◆ **GIVEN INSTRUCTION**
Extract all lines from the data beneath that include the word "host".

◆ **RECORD LIST**
----------------------------------------
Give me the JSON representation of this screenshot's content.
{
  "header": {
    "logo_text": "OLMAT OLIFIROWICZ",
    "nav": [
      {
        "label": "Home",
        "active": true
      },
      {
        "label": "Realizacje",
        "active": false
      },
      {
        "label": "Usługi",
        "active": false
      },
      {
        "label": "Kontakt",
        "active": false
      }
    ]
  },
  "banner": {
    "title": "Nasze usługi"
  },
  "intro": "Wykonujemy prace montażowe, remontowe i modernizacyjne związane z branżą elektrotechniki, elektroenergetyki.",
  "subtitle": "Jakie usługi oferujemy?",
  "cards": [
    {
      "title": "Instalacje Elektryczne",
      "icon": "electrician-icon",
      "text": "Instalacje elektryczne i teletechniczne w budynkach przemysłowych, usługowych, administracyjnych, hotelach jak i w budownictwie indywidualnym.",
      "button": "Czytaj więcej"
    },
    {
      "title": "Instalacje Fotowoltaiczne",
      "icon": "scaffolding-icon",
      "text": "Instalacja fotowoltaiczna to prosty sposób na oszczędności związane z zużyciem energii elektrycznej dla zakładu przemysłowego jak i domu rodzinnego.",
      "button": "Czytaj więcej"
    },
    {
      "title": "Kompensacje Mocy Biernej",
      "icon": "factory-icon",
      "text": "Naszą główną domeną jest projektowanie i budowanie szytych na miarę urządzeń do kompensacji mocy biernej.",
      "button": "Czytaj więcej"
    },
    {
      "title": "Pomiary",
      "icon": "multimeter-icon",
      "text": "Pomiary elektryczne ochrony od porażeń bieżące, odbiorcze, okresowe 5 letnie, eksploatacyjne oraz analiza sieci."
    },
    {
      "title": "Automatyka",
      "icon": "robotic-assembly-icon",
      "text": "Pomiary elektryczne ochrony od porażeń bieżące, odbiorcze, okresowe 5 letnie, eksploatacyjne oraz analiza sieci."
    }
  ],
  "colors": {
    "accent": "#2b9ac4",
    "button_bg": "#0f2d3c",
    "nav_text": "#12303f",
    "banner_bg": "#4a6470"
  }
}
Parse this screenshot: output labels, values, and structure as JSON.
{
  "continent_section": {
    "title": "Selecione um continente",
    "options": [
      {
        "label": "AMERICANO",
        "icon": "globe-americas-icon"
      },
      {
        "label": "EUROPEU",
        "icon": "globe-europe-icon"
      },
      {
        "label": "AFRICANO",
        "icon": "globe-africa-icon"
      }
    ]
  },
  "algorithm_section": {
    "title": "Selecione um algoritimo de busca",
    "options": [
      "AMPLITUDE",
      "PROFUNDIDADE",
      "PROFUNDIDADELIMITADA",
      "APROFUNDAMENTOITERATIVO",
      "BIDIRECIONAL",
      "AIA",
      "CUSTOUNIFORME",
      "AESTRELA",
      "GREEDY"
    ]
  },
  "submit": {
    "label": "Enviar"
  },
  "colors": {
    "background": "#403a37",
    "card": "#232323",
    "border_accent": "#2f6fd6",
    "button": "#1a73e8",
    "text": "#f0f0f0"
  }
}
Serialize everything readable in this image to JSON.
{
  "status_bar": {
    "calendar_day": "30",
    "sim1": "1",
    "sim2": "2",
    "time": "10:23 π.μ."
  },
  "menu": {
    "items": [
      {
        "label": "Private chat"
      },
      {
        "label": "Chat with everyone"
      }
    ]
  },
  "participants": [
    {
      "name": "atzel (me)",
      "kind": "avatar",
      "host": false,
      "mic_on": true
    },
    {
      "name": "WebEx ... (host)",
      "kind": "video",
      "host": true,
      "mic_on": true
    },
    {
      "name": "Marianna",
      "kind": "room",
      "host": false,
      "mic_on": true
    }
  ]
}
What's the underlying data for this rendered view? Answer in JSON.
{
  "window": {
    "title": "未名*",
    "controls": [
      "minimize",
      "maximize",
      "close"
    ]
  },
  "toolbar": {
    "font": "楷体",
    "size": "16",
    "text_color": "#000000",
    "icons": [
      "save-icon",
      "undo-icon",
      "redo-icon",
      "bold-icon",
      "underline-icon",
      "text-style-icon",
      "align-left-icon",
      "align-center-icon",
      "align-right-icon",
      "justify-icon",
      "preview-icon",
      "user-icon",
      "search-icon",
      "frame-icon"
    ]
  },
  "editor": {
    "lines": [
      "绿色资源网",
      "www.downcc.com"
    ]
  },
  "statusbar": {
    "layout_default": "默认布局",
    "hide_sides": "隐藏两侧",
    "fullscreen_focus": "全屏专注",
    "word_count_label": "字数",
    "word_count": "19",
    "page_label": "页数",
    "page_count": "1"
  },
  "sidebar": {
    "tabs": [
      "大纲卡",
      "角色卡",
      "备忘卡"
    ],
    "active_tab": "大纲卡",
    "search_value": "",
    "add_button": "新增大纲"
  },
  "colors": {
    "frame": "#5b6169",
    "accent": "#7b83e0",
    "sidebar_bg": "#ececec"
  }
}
----------------------------------------
◆ **WRITTEN SOLUTION**
      "host": false,
      "name": "WebEx ... (host)",
      "host": true,
      "host": false,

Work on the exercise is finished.